# [Dataset extract]
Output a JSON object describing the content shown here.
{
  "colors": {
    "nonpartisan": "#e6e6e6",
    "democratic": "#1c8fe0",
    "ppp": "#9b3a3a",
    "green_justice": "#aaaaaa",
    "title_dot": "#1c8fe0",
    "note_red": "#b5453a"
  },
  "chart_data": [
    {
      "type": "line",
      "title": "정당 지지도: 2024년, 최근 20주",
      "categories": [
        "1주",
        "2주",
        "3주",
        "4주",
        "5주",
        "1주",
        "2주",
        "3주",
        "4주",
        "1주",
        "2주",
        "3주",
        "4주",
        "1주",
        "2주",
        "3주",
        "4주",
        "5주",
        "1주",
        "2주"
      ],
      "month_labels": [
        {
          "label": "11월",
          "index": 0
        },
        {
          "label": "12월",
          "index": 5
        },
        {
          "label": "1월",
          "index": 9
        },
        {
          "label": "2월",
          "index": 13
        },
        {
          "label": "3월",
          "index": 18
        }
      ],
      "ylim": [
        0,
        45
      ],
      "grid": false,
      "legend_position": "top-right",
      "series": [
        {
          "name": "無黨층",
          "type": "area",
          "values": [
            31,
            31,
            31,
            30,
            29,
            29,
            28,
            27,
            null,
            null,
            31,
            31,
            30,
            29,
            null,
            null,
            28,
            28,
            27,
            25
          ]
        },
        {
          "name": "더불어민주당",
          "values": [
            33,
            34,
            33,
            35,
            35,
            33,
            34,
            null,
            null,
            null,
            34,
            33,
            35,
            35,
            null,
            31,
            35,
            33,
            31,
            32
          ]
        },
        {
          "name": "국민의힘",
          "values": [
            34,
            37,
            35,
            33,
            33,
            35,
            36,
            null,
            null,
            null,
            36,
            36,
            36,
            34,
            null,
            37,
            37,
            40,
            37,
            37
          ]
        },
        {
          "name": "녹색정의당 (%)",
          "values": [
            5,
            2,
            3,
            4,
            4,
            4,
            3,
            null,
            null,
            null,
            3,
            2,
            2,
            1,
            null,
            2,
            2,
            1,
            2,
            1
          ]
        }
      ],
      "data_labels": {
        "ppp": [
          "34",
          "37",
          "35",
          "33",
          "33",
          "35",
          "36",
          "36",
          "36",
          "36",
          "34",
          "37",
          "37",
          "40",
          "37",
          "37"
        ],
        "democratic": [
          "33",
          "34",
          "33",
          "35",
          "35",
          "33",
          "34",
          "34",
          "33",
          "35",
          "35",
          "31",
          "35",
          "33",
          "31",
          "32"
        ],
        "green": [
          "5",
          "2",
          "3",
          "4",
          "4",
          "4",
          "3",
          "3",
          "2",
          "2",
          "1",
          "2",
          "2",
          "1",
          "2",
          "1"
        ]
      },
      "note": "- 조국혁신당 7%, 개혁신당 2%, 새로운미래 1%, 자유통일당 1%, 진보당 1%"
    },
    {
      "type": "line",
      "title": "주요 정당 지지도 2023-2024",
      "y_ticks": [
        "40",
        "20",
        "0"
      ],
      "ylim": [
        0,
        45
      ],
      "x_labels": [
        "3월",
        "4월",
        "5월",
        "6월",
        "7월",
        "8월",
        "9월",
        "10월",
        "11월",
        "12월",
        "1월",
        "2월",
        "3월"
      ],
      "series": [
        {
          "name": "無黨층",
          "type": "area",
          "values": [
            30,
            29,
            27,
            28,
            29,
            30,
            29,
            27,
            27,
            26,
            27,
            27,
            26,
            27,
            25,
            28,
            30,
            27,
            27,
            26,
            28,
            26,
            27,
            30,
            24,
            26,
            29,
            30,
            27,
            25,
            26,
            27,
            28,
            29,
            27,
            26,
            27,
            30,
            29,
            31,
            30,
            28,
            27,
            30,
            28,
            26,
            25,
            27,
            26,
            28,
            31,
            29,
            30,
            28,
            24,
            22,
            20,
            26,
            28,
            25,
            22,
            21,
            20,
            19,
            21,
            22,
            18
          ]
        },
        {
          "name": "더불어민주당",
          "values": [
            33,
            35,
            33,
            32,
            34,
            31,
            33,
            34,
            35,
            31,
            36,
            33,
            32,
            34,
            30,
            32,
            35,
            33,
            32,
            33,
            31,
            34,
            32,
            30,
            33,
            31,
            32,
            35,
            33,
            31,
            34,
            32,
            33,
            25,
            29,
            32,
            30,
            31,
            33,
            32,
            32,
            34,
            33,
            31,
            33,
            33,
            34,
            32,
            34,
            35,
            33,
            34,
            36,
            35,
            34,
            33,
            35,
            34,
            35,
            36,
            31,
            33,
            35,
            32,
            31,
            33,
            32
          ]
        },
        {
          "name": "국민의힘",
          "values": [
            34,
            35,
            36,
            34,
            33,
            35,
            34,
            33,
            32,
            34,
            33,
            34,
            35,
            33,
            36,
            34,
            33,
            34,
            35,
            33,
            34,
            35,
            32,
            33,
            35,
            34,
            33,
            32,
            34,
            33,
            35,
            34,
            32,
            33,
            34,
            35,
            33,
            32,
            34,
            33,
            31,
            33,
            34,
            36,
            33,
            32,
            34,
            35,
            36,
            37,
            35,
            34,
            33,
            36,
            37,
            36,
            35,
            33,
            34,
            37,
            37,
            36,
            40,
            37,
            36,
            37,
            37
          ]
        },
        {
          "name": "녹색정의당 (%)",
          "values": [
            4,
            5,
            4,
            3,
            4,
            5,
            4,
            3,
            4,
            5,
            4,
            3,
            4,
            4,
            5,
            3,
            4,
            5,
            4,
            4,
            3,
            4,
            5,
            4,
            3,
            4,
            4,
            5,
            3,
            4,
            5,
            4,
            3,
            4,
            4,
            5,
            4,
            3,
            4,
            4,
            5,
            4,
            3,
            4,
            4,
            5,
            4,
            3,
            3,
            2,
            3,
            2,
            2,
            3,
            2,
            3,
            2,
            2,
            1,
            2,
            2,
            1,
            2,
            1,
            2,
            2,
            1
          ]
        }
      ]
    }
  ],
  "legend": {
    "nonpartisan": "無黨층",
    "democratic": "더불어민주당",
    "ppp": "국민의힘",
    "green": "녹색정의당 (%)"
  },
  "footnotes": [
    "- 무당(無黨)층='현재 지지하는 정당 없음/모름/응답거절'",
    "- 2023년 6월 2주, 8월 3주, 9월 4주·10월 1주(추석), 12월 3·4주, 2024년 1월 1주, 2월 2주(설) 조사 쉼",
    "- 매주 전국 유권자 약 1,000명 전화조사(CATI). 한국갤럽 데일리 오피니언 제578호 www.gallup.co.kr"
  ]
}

# [Direction]
Give all of the entries again, word for word.

# [Exercise solution]
Output a JSON object describing the content shown here.
{
  "colors": {
    "nonpartisan": "#e6e6e6",
    "democratic": "#1c8fe0",
    "ppp": "#9b3a3a",
    "green_justice": "#aaaaaa",
    "title_dot": "#1c8fe0",
    "note_red": "#b5453a"
  },
  "chart_data": [
    {
      "type": "line",
      "title": "정당 지지도: 2024년, 최근 20주",
      "categories": [
        "1주",
        "2주",
        "3주",
        "4주",
        "5주",
        "1주",
        "2주",
        "3주",
        "4주",
        "1주",
        "2주",
        "3주",
        "4주",
        "1주",
        "2주",
        "3주",
        "4주",
        "5주",
        "1주",
        "2주"
      ],
      "month_labels": [
        {
          "label": "11월",
          "index": 0
        },
        {
          "label": "12월",
          "index": 5
        },
        {
          "label": "1월",
          "index": 9
        },
        {
          "label": "2월",
          "index": 13
        },
        {
          "label": "3월",
          "index": 18
        }
      ],
      "ylim": [
        0,
        45
      ],
      "grid": false,
      "legend_position": "top-right",
      "series": [
        {
          "name": "無黨층",
          "type": "area",
          "values": [
            31,
            31,
            31,
            30,
            29,
            29,
            28,
            27,
            null,
            null,
            31,
            31,
            30,
            29,
            null,
            null,
            28,
            28,
            27,
            25
          ]
        },
        {
          "name": "더불어민주당",
          "values": [
            33,
            34,
            33,
            35,
            35,
            33,
            34,
            null,
            null,
            null,
            34,
            33,
            35,
            35,
            null,
            31,
            35,
            33,
            31,
            32
          ]
        },
        {
          "name": "국민의힘",
          "values": [
            34,
            37,
            35,
            33,
            33,
            35,
            36,
            null,
            null,
            null,
            36,
            36,
            36,
            34,
            null,
            37,
            37,
            40,
            37,
            37
          ]
        },
        {
          "name": "녹색정의당 (%)",
          "values": [
            5,
            2,
            3,
            4,
            4,
            4,
            3,
            null,
            null,
            null,
            3,
            2,
            2,
            1,
            null,
            2,
            2,
            1,
            2,
            1
          ]
        }
      ],
      "data_labels": {
        "ppp": [
          "34",
          "37",
          "35",
          "33",
          "33",
          "35",
          "36",
          "36",
          "36",
          "36",
          "34",
          "37",
          "37",
          "40",
          "37",
          "37"
        ],
        "democratic": [
          "33",
          "34",
          "33",
          "35",
          "35",
          "33",
          "34",
          "34",
          "33",
          "35",
          "35",
          "31",
          "35",
          "33",
          "31",
          "32"
        ],
        "green": [
          "5",
          "2",
          "3",
          "4",
          "4",
          "4",
          "3",
          "3",
          "2",
          "2",
          "1",
          "2",
          "2",
          "1",
          "2",
          "1"
        ]
      },
      "note": "- 조국혁신당 7%, 개혁신당 2%, 새로운미래 1%, 자유통일당 1%, 진보당 1%"
    },
    {
      "type": "line",
      "title": "주요 정당 지지도 2023-2024",
      "y_ticks": [
        "40",
        "20",
        "0"
      ],
      "ylim": [
        0,
        45
      ],
      "x_labels": [
        "3월",
        "4월",
        "5월",
        "6월",
        "7월",
        "8월",
        "9월",
        "10월",
        "11월",
        "12월",
        "1월",
        "2월",
        "3월"
      ],
      "series": [
        {
          "name": "無黨층",
          "type": "area",
          "values": [
            30,
            29,
            27,
            28,
            29,
            30,
            29,
            27,
            27,
            26,
            27,
            27,
            26,
            27,
            25,
            28,
            30,
            27,
            27,
            26,
            28,
            26,
            27,
            30,
            24,
            26,
            29,
            30,
            27,
            25,
            26,
            27,
            28,
            29,
            27,
            26,
            27,
            30,
            29,
            31,
            30,
            28,
            27,
            30,
            28,
            26,
            25,
            27,
            26,
            28,
            31,
            29,
            30,
            28,
            24,
            22,
            20,
            26,
            28,
            25,
            22,
            21,
            20,
            19,
            21,
            22,
            18
          ]
        },
        {
          "name": "더불어민주당",
          "values": [
            33,
            35,
            33,
            32,
            34,
            31,
            33,
            34,
            35,
            31,
            36,
            33,
            32,
            34,
            30,
            32,
            35,
            33,
            32,
            33,
            31,
            34,
            32,
            30,
            33,
            31,
            32,
            35,
            33,
            31,
            34,
            32,
            33,
            25,
            29,
            32,
            30,
            31,
            33,
            32,
            32,
            34,
            33,
            31,
            33,
            33,
            34,
            32,
            34,
            35,
            33,
            34,
            36,
            35,
            34,
            33,
            35,
            34,
            35,
            36,
            31,
            33,
            35,
            32,
            31,
            33,
            32
          ]
        },
        {
          "name": "국민의힘",
          "values": [
            34,
            35,
            36,
            34,
            33,
            35,
            34,
            33,
            32,
            34,
            33,
            34,
            35,
            33,
            36,
            34,
            33,
            34,
            35,
            33,
            34,
            35,
            32,
            33,
            35,
            34,
            33,
            32,
            34,
            33,
            35,
            34,
            32,
            33,
            34,
            35,
            33,
            32,
            34,
            33,
            31,
            33,
            34,
            36,
            33,
            32,
            34,
            35,
            36,
            37,
            35,
            34,
            33,
            36,
            37,
            36,
            35,
            33,
            34,
            37,
            37,
            36,
            40,
            37,
            36,
            37,
            37
          ]
        },
        {
          "name": "녹색정의당 (%)",
          "values": [
            4,
            5,
            4,
            3,
            4,
            5,
            4,
            3,
            4,
            5,
            4,
            3,
            4,
            4,
            5,
            3,
            4,
            5,
            4,
            4,
            3,
            4,
            5,
            4,
            3,
            4,
            4,
            5,
            3,
            4,
            5,
            4,
            3,
            4,
            4,
            5,
            4,
            3,
            4,
            4,
            5,
            4,
            3,
            4,
            4,
            5,
            4,
            3,
            3,
            2,
            3,
            2,
            2,
            3,
            2,
            3,
            2,
            2,
            1,
            2,
            2,
            1,
            2,
            1,
            2,
            2,
            1
          ]
        }
      ]
    }
  ],
  "legend": {
    "nonpartisan": "無黨층",
    "democratic": "더불어민주당",
    "ppp": "국민의힘",
    "green": "녹색정의당 (%)"
  },
  "footnotes": [
    "- 무당(無黨)층='현재 지지하는 정당 없음/모름/응답거절'",
    "- 2023년 6월 2주, 8월 3주, 9월 4주·10월 1주(추석), 12월 3·4주, 2024년 1월 1주, 2월 2주(설) 조사 쉼",
    "- 매주 전국 유권자 약 1,000명 전화조사(CATI). 한국갤럽 데일리 오피니언 제578호 www.gallup.co.kr"
  ]
}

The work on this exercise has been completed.